══ The data ══

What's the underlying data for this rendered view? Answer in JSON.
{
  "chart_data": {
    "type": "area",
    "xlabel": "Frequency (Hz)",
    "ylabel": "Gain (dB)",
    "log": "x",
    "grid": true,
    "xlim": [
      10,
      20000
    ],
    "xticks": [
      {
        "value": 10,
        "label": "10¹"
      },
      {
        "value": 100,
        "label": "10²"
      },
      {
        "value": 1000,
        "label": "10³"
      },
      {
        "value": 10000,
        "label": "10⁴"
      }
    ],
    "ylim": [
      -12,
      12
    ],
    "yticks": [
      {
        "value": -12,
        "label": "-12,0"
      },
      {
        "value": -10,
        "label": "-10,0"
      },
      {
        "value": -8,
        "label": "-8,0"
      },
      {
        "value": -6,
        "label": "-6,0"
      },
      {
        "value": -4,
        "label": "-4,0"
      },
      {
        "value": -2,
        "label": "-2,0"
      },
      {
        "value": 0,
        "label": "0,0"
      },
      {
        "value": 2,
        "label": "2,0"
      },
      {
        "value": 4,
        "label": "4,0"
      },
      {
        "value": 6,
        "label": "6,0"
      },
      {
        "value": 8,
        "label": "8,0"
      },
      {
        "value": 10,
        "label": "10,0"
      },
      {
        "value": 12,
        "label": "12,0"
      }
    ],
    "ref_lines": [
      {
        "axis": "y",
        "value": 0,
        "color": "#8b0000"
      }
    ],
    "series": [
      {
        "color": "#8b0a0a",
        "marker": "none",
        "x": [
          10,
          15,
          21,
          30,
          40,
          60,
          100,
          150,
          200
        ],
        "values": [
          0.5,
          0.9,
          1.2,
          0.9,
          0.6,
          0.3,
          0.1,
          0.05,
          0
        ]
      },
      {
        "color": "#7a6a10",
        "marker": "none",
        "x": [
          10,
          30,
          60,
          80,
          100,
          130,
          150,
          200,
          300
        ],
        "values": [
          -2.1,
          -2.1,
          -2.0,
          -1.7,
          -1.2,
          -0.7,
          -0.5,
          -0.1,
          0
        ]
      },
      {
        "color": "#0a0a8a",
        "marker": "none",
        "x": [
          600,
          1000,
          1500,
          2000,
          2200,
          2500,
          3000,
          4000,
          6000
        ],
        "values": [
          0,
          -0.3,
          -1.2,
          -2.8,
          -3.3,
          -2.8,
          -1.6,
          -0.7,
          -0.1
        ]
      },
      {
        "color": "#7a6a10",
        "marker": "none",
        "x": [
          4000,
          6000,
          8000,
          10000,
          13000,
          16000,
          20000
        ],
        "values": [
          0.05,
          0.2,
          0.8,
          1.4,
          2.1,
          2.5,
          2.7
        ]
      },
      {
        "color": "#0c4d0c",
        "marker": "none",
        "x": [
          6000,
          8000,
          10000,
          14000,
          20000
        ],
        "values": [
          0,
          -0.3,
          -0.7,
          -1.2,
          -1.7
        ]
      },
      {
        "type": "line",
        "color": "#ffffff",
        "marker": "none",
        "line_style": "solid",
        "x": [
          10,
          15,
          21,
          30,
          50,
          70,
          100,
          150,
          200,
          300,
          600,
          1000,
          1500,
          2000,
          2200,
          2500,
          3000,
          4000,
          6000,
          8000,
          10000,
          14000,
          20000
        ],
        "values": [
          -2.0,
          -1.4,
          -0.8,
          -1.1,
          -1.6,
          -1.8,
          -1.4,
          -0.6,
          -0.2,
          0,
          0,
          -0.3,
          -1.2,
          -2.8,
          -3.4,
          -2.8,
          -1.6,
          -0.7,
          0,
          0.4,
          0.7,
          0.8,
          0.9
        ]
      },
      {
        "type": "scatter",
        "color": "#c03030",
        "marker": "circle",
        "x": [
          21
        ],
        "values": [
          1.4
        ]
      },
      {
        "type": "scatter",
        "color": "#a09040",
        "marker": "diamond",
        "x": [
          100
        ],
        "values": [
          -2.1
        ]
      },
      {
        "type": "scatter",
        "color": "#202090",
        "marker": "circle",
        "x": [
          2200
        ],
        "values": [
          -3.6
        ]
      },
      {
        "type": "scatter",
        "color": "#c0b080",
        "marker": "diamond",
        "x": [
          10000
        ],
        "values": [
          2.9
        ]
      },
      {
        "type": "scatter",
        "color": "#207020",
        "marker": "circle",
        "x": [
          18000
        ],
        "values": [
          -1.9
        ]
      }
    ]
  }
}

═══

Quote each line of the data above exactly as written.

What's the underlying data for this rendered view? Answer in JSON.
{
  "chart_data": {
    "type": "area",
    "xlabel": "Frequency (Hz)",
    "ylabel": "Gain (dB)",
    "log": "x",
    "grid": true,
    "xlim": [
      10,
      20000
    ],
    "xticks": [
      {
        "value": 10,
        "label": "10¹"
      },
      {
        "value": 100,
        "label": "10²"
      },
      {
        "value": 1000,
        "label": "10³"
      },
      {
        "value": 10000,
        "label": "10⁴"
      }
    ],
    "ylim": [
      -12,
      12
    ],
    "yticks": [
      {
        "value": -12,
        "label": "-12,0"
      },
      {
        "value": -10,
        "label": "-10,0"
      },
      {
        "value": -8,
        "label": "-8,0"
      },
      {
        "value": -6,
        "label": "-6,0"
      },
      {
        "value": -4,
        "label": "-4,0"
      },
      {
        "value": -2,
        "label": "-2,0"
      },
      {
        "value": 0,
        "label": "0,0"
      },
      {
        "value": 2,
        "label": "2,0"
      },
      {
        "value": 4,
        "label": "4,0"
      },
      {
        "value": 6,
        "label": "6,0"
      },
      {
        "value": 8,
        "label": "8,0"
      },
      {
        "value": 10,
        "label": "10,0"
      },
      {
        "value": 12,
        "label": "12,0"
      }
    ],
    "ref_lines": [
      {
        "axis": "y",
        "value": 0,
        "color": "#8b0000"
      }
    ],
    "series": [
      {
        "color": "#8b0a0a",
        "marker": "none",
        "x": [
          10,
          15,
          21,
          30,
          40,
          60,
          100,
          150,
          200
        ],
        "values": [
          0.5,
          0.9,
          1.2,
          0.9,
          0.6,
          0.3,
          0.1,
          0.05,
          0
        ]
      },
      {
        "color": "#7a6a10",
        "marker": "none",
        "x": [
          10,
          30,
          60,
          80,
          100,
          130,
          150,
          200,
          300
        ],
        "values": [
          -2.1,
          -2.1,
          -2.0,
          -1.7,
          -1.2,
          -0.7,
          -0.5,
          -0.1,
          0
        ]
      },
      {
        "color": "#0a0a8a",
        "marker": "none",
        "x": [
          600,
          1000,
          1500,
          2000,
          2200,
          2500,
          3000,
          4000,
          6000
        ],
        "values": [
          0,
          -0.3,
          -1.2,
          -2.8,
          -3.3,
          -2.8,
          -1.6,
          -0.7,
          -0.1
        ]
      },
      {
        "color": "#7a6a10",
        "marker": "none",
        "x": [
          4000,
          6000,
          8000,
          10000,
          13000,
          16000,
          20000
        ],
        "values": [
          0.05,
          0.2,
          0.8,
          1.4,
          2.1,
          2.5,
          2.7
        ]
      },
      {
        "color": "#0c4d0c",
        "marker": "none",
        "x": [
          6000,
          8000,
          10000,
          14000,
          20000
        ],
        "values": [
          0,
          -0.3,
          -0.7,
          -1.2,
          -1.7
        ]
      },
      {
        "type": "line",
        "color": "#ffffff",
        "marker": "none",
        "line_style": "solid",
        "x": [
          10,
          15,
          21,
          30,
          50,
          70,
          100,
          150,
          200,
          300,
          600,
          1000,
          1500,
          2000,
          2200,
          2500,
          3000,
          4000,
          6000,
          8000,
          10000,
          14000,
          20000
        ],
        "values": [
          -2.0,
          -1.4,
          -0.8,
          -1.1,
          -1.6,
          -1.8,
          -1.4,
          -0.6,
          -0.2,
          0,
          0,
          -0.3,
          -1.2,
          -2.8,
          -3.4,
          -2.8,
          -1.6,
          -0.7,
          0,
          0.4,
          0.7,
          0.8,
          0.9
        ]
      },
      {
        "type": "scatter",
        "color": "#c03030",
        "marker": "circle",
        "x": [
          21
        ],
        "values": [
          1.4
        ]
      },
      {
        "type": "scatter",
        "color": "#a09040",
        "marker": "diamond",
        "x": [
          100
        ],
        "values": [
          -2.1
        ]
      },
      {
        "type": "scatter",
        "color": "#202090",
        "marker": "circle",
        "x": [
          2200
        ],
        "values": [
          -3.6
        ]
      },
      {
        "type": "scatter",
        "color": "#c0b080",
        "marker": "diamond",
        "x": [
          10000
        ],
        "values": [
          2.9
        ]
      },
      {
        "type": "scatter",
        "color": "#207020",
        "marker": "circle",
        "x": [
          18000
        ],
        "values": [
          -1.9
        ]
      }
    ]
  }
}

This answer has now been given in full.